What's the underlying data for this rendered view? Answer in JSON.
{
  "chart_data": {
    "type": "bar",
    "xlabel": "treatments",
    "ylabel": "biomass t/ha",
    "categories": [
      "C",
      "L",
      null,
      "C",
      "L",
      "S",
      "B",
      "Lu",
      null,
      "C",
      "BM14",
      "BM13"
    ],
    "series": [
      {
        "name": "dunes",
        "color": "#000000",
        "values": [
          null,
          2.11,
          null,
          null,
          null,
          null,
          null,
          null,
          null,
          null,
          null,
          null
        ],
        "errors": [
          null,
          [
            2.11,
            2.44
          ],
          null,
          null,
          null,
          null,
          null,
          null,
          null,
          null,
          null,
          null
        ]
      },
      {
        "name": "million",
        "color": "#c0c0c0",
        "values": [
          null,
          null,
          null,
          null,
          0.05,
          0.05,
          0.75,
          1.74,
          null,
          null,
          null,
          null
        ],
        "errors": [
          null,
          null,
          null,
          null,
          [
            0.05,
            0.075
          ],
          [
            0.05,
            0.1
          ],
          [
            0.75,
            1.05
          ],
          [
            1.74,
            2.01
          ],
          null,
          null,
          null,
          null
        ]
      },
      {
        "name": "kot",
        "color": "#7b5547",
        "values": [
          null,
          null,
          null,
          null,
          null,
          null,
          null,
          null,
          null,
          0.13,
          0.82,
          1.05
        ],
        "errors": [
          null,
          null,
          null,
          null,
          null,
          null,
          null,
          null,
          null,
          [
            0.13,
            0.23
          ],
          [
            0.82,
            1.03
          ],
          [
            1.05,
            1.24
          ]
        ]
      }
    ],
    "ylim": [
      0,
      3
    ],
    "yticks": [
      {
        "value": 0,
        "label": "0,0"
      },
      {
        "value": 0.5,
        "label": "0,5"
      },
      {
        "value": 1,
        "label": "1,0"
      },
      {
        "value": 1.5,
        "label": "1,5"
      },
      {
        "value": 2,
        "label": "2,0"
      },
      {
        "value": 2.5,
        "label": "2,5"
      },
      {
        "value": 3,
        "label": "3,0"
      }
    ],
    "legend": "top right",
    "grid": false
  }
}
...
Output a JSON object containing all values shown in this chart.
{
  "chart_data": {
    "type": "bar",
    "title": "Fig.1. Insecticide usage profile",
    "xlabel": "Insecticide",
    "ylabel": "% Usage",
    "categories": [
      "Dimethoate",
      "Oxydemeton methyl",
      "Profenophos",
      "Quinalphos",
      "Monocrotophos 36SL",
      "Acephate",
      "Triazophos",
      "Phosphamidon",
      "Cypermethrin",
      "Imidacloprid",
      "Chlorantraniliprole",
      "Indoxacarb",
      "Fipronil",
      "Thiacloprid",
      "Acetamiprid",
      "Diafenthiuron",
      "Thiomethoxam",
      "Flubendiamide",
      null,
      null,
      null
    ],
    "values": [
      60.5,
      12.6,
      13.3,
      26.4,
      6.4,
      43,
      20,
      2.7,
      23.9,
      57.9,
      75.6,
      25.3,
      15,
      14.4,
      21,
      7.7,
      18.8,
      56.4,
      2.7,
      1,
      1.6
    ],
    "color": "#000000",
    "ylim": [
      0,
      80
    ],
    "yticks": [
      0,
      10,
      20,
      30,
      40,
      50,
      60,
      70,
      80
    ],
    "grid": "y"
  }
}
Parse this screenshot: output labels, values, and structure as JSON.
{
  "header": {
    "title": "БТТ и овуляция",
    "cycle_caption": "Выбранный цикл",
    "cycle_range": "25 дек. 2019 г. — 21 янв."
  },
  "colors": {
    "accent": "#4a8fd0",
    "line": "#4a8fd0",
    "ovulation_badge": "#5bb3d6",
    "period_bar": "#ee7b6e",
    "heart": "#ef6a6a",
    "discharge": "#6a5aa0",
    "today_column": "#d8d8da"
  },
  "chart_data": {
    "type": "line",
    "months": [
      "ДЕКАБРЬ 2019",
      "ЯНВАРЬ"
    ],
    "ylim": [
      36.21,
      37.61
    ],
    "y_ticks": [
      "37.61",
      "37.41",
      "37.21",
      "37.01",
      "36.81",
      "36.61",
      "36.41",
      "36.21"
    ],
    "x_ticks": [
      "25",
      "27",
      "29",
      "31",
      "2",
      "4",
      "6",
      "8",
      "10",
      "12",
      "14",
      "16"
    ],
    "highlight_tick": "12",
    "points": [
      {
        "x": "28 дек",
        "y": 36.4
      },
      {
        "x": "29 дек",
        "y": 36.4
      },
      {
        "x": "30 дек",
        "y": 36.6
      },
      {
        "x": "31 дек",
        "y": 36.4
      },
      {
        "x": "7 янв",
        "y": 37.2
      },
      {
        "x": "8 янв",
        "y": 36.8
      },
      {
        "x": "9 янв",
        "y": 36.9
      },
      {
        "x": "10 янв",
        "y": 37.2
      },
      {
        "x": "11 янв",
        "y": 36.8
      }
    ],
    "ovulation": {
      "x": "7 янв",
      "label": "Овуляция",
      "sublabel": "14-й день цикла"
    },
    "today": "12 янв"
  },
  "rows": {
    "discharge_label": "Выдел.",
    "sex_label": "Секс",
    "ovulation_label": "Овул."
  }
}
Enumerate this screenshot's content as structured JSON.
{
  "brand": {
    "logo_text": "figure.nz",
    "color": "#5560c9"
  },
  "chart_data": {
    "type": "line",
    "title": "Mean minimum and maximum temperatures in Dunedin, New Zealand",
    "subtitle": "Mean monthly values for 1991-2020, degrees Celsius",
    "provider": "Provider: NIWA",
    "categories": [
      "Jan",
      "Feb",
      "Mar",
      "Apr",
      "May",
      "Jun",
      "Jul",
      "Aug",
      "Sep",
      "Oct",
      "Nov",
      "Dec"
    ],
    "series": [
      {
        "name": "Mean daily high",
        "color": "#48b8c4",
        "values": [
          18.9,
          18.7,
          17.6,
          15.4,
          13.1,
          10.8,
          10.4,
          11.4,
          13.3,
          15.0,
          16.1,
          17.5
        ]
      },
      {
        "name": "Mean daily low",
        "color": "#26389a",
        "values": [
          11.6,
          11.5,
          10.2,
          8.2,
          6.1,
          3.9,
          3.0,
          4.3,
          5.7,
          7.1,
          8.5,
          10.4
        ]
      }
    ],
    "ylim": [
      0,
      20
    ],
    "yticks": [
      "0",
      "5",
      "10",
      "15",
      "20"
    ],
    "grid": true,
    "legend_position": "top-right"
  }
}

Work to do -
Check each line above for the word "Mean", and copy the lines where it appears.

The result -
    "title": "Mean minimum and maximum temperatures in Dunedin, New Zealand",
    "subtitle": "Mean monthly values for 1991-2020, degrees Celsius",
        "name": "Mean daily high",
        "name": "Mean daily low",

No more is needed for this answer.